### Set problem
Omit every picture and write out the rest of the records exactly.

─── Stored records ───

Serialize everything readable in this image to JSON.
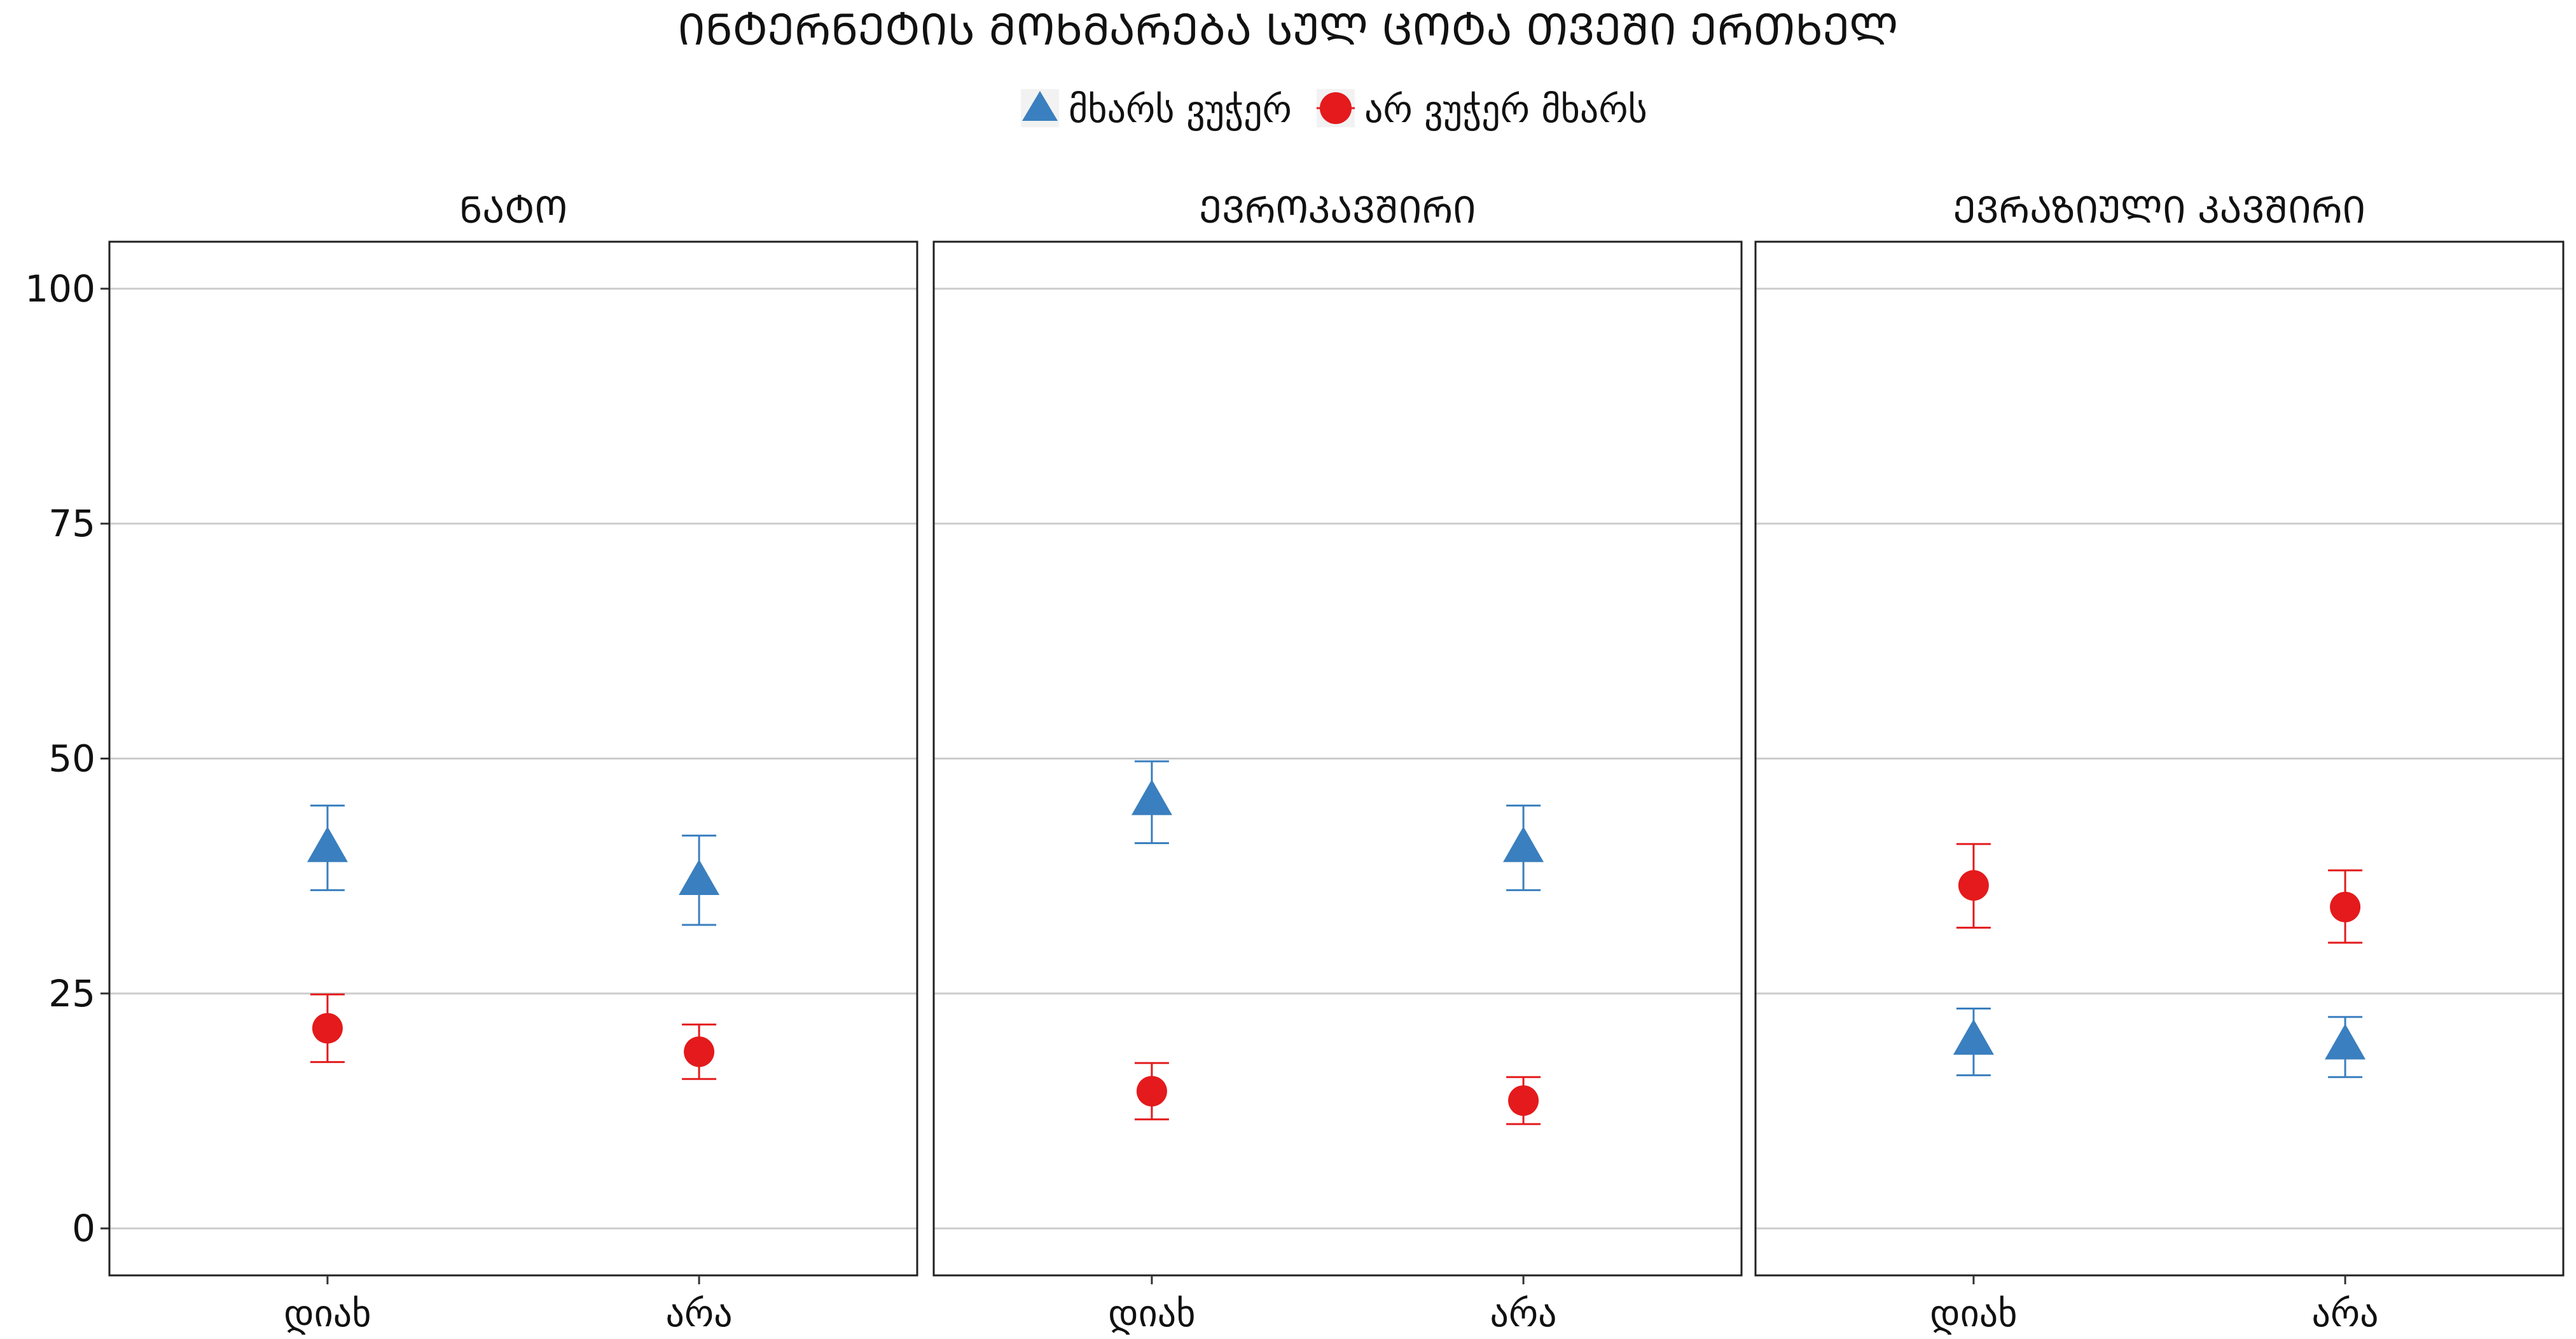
{
  "chart_data": {
    "type": "scatter",
    "title": "ᲘᲜᲢᲔᲠᲜᲔᲢᲘᲡ ᲛᲝᲮᲛᲐᲠᲔᲑᲐ ᲡᲣᲚ ᲪᲝᲢᲐ ᲗᲕᲔᲨᲘ ᲔᲠᲗᲮᲔᲚ",
    "xlabel": "",
    "ylabel": "",
    "ylim": [
      -5,
      105
    ],
    "yticks": [
      0,
      25,
      50,
      75,
      100
    ],
    "categories": [
      "დიახ",
      "არა"
    ],
    "legend_position": "top",
    "grid": "horizontal major",
    "series": [
      {
        "name": "მხარს ვუჭერ",
        "marker": "triangle",
        "color": "#3a7fbf"
      },
      {
        "name": "არ ვუჭერ მხარს",
        "marker": "circle",
        "color": "#e41a1c"
      }
    ],
    "panels": [
      {
        "label": "ᲜᲐᲢᲝ",
        "points": [
          {
            "series": 0,
            "category": "დიახ",
            "y": 40.5,
            "low": 36,
            "high": 45
          },
          {
            "series": 0,
            "category": "არა",
            "y": 37,
            "low": 32.3,
            "high": 41.8
          },
          {
            "series": 1,
            "category": "დიახ",
            "y": 21.3,
            "low": 17.7,
            "high": 24.9
          },
          {
            "series": 1,
            "category": "არა",
            "y": 18.8,
            "low": 15.9,
            "high": 21.7
          }
        ]
      },
      {
        "label": "ᲔᲕᲠᲝᲙᲐᲕᲨᲘᲠᲘ",
        "points": [
          {
            "series": 0,
            "category": "დიახ",
            "y": 45.5,
            "low": 41,
            "high": 49.7
          },
          {
            "series": 0,
            "category": "არა",
            "y": 40.5,
            "low": 36,
            "high": 45
          },
          {
            "series": 1,
            "category": "დიახ",
            "y": 14.6,
            "low": 11.6,
            "high": 17.6
          },
          {
            "series": 1,
            "category": "არა",
            "y": 13.6,
            "low": 11.1,
            "high": 16.1
          }
        ]
      },
      {
        "label": "ᲔᲕᲠᲐᲖᲘᲣᲚᲘ ᲙᲐᲕᲨᲘᲠᲘ",
        "points": [
          {
            "series": 0,
            "category": "დიახ",
            "y": 20,
            "low": 16.3,
            "high": 23.4
          },
          {
            "series": 0,
            "category": "არა",
            "y": 19.5,
            "low": 16.1,
            "high": 22.5
          },
          {
            "series": 1,
            "category": "დიახ",
            "y": 36.5,
            "low": 32,
            "high": 40.9
          },
          {
            "series": 1,
            "category": "არა",
            "y": 34.2,
            "low": 30.4,
            "high": 38.1
          }
        ]
      }
    ]
  }
}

───

### Response to the exercise
Serialize everything readable in this image to JSON.
{
  "chart_data": {
    "type": "scatter",
    "title": "ᲘᲜᲢᲔᲠᲜᲔᲢᲘᲡ ᲛᲝᲮᲛᲐᲠᲔᲑᲐ ᲡᲣᲚ ᲪᲝᲢᲐ ᲗᲕᲔᲨᲘ ᲔᲠᲗᲮᲔᲚ",
    "xlabel": "",
    "ylabel": "",
    "ylim": [
      -5,
      105
    ],
    "yticks": [
      0,
      25,
      50,
      75,
      100
    ],
    "categories": [
      "დიახ",
      "არა"
    ],
    "legend_position": "top",
    "grid": "horizontal major",
    "series": [
      {
        "name": "მხარს ვუჭერ",
        "marker": "triangle",
        "color": "#3a7fbf"
      },
      {
        "name": "არ ვუჭერ მხარს",
        "marker": "circle",
        "color": "#e41a1c"
      }
    ],
    "panels": [
      {
        "label": "ᲜᲐᲢᲝ",
        "points": [
          {
            "series": 0,
            "category": "დიახ",
            "y": 40.5,
            "low": 36,
            "high": 45
          },
          {
            "series": 0,
            "category": "არა",
            "y": 37,
            "low": 32.3,
            "high": 41.8
          },
          {
            "series": 1,
            "category": "დიახ",
            "y": 21.3,
            "low": 17.7,
            "high": 24.9
          },
          {
            "series": 1,
            "category": "არა",
            "y": 18.8,
            "low": 15.9,
            "high": 21.7
          }
        ]
      },
      {
        "label": "ᲔᲕᲠᲝᲙᲐᲕᲨᲘᲠᲘ",
        "points": [
          {
            "series": 0,
            "category": "დიახ",
            "y": 45.5,
            "low": 41,
            "high": 49.7
          },
          {
            "series": 0,
            "category": "არა",
            "y": 40.5,
            "low": 36,
            "high": 45
          },
          {
            "series": 1,
            "category": "დიახ",
            "y": 14.6,
            "low": 11.6,
            "high": 17.6
          },
          {
            "series": 1,
            "category": "არა",
            "y": 13.6,
            "low": 11.1,
            "high": 16.1
          }
        ]
      },
      {
        "label": "ᲔᲕᲠᲐᲖᲘᲣᲚᲘ ᲙᲐᲕᲨᲘᲠᲘ",
        "points": [
          {
            "series": 0,
            "category": "დიახ",
            "y": 20,
            "low": 16.3,
            "high": 23.4
          },
          {
            "series": 0,
            "category": "არა",
            "y": 19.5,
            "low": 16.1,
            "high": 22.5
          },
          {
            "series": 1,
            "category": "დიახ",
            "y": 36.5,
            "low": 32,
            "high": 40.9
          },
          {
            "series": 1,
            "category": "არა",
            "y": 34.2,
            "low": 30.4,
            "high": 38.1
          }
        ]
      }
    ]
  }
}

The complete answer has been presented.